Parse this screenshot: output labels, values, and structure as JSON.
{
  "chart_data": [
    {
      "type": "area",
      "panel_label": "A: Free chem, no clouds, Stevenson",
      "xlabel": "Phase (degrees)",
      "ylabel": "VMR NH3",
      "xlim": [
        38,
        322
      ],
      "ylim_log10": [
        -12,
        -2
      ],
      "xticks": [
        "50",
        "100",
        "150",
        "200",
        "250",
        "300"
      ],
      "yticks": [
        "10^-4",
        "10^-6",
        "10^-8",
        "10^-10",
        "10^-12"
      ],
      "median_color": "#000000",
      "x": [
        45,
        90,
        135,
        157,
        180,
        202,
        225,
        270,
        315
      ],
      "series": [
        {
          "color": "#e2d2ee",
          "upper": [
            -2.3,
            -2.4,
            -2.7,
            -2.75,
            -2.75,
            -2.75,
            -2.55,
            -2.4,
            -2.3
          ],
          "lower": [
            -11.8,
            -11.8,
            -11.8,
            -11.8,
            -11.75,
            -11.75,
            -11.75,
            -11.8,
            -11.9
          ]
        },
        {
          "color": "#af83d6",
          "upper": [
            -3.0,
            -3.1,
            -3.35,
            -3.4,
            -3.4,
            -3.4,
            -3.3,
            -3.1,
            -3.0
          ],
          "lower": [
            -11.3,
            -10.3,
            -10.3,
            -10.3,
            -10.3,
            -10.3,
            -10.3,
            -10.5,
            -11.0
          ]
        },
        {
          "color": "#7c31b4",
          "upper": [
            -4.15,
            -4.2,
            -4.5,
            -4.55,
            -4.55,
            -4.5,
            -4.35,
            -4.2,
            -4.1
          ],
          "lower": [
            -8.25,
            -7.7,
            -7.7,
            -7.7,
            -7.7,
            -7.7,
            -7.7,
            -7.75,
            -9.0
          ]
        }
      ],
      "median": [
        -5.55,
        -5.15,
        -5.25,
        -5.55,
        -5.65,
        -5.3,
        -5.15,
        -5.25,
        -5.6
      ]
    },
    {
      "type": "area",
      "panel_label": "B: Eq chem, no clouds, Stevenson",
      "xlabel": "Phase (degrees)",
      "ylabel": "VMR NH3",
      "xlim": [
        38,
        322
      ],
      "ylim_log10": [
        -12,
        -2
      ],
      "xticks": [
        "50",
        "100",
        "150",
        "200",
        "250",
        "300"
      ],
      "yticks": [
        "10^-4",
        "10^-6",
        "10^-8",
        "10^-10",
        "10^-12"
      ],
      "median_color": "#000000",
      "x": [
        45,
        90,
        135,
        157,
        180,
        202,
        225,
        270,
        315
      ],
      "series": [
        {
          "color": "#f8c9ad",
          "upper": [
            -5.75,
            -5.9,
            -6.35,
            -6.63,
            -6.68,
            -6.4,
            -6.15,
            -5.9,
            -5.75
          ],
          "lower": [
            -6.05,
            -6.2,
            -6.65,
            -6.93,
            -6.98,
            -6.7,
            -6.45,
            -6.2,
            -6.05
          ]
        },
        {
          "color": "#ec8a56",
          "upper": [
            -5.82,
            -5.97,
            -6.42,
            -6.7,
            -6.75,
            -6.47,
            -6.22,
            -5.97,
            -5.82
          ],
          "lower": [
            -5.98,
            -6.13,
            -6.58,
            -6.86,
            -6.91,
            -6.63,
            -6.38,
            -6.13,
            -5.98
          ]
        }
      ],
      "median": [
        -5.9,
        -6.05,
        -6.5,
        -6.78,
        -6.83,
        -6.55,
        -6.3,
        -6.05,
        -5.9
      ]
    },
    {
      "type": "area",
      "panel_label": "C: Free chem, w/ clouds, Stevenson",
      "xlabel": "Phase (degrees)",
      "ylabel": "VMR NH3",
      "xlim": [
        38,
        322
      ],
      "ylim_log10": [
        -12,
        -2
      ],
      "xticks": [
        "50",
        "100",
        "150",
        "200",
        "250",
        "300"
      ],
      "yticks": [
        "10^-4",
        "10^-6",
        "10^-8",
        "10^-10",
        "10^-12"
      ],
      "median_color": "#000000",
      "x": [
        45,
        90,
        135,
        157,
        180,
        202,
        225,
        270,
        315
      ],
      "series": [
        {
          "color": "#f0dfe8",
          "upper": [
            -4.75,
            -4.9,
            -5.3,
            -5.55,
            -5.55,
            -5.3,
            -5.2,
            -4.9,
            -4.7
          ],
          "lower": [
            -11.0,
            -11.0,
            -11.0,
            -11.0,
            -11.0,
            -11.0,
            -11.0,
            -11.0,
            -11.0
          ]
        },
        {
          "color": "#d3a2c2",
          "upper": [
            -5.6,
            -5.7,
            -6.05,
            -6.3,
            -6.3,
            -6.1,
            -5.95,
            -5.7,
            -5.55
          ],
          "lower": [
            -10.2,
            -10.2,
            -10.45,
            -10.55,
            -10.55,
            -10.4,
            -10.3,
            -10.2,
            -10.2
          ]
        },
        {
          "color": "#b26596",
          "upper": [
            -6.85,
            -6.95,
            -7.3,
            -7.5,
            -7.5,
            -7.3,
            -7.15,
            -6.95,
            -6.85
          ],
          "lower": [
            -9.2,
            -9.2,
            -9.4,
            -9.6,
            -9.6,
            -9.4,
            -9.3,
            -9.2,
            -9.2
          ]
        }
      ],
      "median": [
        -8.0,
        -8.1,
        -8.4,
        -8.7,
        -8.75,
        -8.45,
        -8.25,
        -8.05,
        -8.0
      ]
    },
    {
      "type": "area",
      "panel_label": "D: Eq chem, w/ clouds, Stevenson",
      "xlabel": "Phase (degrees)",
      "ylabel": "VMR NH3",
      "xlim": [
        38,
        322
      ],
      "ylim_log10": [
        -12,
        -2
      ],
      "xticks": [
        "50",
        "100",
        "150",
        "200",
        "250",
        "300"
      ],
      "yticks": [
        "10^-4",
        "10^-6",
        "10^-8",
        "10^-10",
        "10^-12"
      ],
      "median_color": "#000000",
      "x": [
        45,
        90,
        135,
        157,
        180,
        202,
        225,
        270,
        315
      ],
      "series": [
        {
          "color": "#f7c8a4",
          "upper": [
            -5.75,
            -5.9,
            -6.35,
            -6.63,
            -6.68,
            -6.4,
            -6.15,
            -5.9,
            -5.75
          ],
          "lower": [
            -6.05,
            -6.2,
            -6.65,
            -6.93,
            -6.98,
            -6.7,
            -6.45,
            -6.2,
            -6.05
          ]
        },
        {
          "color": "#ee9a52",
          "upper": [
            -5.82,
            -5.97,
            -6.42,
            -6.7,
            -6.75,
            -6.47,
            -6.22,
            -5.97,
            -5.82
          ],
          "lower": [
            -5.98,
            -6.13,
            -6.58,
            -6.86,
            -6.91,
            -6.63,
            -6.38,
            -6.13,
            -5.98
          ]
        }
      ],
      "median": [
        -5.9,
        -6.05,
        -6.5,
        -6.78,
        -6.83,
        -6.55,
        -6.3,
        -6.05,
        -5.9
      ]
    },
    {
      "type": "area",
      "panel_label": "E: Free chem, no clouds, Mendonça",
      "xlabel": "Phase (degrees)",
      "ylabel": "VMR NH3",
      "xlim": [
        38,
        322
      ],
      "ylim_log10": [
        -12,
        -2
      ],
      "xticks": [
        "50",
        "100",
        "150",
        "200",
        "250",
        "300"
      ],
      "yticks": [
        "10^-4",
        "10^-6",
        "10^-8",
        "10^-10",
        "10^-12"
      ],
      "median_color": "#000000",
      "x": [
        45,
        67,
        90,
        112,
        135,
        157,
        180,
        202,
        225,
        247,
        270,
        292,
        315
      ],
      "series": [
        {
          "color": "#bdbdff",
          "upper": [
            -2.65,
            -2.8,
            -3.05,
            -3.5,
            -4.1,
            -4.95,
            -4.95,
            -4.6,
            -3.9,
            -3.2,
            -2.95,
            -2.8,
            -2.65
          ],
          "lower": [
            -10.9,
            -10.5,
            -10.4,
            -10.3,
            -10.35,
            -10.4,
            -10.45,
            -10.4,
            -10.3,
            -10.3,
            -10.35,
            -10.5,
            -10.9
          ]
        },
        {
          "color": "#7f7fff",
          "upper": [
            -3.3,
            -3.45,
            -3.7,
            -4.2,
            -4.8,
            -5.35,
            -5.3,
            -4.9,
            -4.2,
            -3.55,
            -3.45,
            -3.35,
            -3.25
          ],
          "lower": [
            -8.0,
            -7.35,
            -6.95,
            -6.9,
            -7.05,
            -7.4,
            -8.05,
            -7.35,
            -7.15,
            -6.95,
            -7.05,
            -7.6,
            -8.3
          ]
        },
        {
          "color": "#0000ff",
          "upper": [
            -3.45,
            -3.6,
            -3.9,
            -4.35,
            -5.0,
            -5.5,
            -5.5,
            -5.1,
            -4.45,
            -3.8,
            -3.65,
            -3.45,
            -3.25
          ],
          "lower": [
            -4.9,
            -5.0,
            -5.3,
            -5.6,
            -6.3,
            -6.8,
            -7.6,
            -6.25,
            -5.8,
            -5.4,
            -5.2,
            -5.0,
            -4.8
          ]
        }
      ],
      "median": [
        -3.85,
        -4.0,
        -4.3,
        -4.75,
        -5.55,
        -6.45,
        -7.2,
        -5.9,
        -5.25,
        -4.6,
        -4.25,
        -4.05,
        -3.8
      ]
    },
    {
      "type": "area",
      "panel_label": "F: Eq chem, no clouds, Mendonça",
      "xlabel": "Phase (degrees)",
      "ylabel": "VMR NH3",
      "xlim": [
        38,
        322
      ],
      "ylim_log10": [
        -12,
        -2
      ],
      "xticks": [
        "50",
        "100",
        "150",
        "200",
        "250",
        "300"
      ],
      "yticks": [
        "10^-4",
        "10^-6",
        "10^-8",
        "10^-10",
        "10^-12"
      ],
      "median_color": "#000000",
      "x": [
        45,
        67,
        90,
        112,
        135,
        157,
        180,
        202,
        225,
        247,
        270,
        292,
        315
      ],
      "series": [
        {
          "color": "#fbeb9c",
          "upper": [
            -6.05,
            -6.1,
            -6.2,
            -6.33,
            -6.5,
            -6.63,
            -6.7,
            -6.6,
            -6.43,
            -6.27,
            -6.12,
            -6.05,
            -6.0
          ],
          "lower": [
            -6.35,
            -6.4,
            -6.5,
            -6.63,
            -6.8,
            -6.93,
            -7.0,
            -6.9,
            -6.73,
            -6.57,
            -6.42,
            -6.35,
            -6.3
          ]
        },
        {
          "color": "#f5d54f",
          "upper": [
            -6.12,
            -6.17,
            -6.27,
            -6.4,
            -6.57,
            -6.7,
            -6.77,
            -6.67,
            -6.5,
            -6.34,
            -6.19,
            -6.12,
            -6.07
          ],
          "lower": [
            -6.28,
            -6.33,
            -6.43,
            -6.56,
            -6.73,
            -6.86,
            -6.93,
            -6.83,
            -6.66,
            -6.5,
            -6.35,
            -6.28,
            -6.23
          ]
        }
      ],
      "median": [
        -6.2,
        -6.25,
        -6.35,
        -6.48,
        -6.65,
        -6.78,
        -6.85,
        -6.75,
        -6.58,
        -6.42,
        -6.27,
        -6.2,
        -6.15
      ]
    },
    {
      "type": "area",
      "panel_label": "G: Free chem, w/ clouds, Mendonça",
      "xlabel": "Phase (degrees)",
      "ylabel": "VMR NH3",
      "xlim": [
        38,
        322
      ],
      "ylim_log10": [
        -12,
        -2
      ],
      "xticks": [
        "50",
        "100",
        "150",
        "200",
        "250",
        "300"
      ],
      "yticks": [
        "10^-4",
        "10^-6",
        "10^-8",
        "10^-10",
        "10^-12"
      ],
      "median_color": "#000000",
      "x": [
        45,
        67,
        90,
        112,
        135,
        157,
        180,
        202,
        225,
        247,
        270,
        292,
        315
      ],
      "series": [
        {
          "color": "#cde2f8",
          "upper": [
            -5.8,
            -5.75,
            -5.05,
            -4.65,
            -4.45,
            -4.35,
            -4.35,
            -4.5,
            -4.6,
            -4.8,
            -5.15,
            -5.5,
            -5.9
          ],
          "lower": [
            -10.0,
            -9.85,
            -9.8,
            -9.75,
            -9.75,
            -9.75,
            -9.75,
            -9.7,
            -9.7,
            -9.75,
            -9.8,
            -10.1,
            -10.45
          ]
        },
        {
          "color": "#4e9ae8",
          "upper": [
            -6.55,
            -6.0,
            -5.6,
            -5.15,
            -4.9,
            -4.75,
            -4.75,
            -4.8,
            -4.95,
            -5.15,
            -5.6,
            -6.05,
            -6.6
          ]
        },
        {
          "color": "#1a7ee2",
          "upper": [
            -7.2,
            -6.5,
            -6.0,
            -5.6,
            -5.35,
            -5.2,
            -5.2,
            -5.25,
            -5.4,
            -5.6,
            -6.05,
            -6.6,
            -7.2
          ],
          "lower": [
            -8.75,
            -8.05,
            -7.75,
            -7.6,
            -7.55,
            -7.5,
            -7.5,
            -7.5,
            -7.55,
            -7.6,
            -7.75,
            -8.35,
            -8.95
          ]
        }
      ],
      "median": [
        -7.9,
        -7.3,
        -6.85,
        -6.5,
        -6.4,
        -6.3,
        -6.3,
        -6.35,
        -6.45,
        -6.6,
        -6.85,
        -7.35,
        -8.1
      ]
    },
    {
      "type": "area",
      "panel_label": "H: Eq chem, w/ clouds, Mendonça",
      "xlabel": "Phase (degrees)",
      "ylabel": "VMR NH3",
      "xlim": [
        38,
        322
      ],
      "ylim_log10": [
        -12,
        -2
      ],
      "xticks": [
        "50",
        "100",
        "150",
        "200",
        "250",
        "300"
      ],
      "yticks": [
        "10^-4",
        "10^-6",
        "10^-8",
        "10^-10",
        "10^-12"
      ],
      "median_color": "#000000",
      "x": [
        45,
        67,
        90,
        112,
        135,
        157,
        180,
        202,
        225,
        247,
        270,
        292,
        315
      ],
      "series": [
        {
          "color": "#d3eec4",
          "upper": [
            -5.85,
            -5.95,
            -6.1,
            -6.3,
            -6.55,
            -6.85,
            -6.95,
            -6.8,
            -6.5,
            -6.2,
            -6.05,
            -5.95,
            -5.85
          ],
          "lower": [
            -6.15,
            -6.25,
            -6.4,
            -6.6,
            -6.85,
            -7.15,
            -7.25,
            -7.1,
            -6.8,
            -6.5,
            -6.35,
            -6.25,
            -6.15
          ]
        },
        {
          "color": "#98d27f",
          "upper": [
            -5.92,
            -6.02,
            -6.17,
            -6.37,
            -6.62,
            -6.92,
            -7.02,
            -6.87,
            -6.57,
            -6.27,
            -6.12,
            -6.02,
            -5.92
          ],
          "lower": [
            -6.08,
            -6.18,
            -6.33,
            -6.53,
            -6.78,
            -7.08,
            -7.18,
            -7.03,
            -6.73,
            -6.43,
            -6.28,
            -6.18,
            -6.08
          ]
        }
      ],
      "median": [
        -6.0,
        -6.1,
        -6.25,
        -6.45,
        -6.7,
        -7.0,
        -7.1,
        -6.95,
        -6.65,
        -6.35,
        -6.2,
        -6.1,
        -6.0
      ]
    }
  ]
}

****************************************

● Given exercise: In the listing above, locate each line with "Stevenson" and copy it.

● Exercise solution:
      "panel_label": "A: Free chem, no clouds, Stevenson",
      "panel_label": "B: Eq chem, no clouds, Stevenson",
      "panel_label": "C: Free chem, w/ clouds, Stevenson",
      "panel_label": "D: Eq chem, w/ clouds, Stevenson",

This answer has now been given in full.